▶ GIVEN DATA
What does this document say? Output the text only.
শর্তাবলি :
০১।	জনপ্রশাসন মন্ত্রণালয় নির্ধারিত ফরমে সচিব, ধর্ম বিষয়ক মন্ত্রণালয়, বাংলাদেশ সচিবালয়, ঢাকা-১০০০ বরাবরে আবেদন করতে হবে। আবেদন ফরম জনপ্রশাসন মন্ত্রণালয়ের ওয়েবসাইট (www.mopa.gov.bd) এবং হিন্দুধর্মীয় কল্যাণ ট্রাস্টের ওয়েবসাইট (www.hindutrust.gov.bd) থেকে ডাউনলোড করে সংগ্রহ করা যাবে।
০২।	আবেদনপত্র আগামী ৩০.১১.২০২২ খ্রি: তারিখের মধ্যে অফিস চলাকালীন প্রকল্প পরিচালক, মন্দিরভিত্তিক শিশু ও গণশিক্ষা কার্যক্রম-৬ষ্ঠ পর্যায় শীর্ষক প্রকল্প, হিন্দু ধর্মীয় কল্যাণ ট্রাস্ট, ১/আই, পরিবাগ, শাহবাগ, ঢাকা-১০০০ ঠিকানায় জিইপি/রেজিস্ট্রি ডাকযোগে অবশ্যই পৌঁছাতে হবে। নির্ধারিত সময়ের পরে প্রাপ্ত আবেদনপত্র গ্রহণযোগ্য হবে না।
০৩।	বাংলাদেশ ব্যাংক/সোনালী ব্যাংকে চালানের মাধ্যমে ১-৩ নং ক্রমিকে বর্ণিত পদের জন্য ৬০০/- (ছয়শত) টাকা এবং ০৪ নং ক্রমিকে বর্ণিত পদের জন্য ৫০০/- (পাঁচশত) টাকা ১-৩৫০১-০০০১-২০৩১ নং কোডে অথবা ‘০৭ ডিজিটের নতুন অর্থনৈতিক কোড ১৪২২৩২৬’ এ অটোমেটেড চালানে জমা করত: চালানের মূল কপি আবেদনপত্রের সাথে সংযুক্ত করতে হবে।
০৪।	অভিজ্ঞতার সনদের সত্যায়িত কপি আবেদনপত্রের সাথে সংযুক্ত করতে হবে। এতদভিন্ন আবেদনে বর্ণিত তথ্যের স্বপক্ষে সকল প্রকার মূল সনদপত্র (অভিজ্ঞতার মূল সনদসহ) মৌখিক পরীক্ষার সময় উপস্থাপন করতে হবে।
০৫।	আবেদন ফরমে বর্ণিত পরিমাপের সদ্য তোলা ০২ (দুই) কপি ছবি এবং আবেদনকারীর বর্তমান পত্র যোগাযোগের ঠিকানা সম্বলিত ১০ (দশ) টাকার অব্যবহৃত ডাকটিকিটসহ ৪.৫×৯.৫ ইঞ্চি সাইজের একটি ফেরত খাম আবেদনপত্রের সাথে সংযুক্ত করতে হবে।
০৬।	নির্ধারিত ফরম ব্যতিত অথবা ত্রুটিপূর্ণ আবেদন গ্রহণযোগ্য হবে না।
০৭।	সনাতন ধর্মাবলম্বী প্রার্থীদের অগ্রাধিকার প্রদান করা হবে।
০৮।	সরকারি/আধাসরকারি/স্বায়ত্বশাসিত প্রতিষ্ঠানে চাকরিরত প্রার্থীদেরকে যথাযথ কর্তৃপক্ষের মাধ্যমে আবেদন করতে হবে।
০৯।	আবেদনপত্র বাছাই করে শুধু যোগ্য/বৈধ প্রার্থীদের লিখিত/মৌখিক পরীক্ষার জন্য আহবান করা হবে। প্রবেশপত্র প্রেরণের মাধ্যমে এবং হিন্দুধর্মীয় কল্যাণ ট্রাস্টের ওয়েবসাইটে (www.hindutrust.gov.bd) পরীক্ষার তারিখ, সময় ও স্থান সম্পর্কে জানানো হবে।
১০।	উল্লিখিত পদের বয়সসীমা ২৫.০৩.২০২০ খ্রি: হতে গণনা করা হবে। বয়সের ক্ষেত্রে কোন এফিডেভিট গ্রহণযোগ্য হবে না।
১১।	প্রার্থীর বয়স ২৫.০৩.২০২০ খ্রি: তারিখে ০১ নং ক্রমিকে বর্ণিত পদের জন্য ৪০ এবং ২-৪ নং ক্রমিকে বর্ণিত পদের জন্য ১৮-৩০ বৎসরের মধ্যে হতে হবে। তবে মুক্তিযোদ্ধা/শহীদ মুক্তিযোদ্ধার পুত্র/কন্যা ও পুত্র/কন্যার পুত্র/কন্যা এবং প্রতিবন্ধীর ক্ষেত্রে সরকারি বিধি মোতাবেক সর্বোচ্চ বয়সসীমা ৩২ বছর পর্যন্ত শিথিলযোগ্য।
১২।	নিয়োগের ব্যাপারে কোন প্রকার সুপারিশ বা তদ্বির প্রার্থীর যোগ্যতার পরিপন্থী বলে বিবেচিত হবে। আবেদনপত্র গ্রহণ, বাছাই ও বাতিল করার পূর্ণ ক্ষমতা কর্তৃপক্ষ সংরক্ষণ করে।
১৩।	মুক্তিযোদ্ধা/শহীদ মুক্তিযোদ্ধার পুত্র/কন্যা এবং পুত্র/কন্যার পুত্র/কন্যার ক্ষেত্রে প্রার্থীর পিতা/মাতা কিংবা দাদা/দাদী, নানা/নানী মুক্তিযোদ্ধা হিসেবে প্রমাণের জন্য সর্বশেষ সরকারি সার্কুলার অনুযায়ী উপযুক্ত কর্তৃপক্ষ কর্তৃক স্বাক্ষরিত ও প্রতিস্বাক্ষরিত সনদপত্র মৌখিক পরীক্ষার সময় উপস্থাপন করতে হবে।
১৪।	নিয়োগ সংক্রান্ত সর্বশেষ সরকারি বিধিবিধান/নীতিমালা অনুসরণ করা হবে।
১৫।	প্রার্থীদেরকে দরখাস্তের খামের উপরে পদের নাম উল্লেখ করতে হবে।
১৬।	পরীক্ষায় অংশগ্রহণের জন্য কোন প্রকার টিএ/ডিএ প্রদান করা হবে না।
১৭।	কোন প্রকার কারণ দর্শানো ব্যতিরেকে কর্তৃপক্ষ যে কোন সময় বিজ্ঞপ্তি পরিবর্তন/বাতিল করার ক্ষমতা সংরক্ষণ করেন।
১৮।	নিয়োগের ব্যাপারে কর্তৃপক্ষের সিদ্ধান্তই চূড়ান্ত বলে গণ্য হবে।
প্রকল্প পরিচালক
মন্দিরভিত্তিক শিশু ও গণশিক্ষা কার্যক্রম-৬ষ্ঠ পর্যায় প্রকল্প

▶ AIM OF THE EXERCISE
Copy every line of the material in which the word "রহণয" occurs.

▶ EXERCISE SOLUTION
০২।	আবেদনপত্র আগামী ৩০.১১.২০২২ খ্রি: তারিখের মধ্যে অফিস চলাকালীন প্রকল্প পরিচালক, মন্দিরভিত্তিক শিশু ও গণশিক্ষা কার্যক্রম-৬ষ্ঠ পর্যায় শীর্ষক প্রকল্প, হিন্দু ধর্মীয় কল্যাণ ট্রাস্ট, ১/আই, পরিবাগ, শাহবাগ, ঢাকা-১০০০ ঠিকানায় জিইপি/রেজিস্ট্রি ডাকযোগে অবশ্যই পৌঁছাতে হবে। নির্ধারিত সময়ের পরে প্রাপ্ত আবেদনপত্র গ্রহণযোগ্য হবে না।
০৬।	নির্ধারিত ফরম ব্যতিত অথবা ত্রুটিপূর্ণ আবেদন গ্রহণযোগ্য হবে না।
১০।	উল্লিখিত পদের বয়সসীমা ২৫.০৩.২০২০ খ্রি: হতে গণনা করা হবে। বয়সের ক্ষেত্রে কোন এফিডেভিট গ্রহণযোগ্য হবে না।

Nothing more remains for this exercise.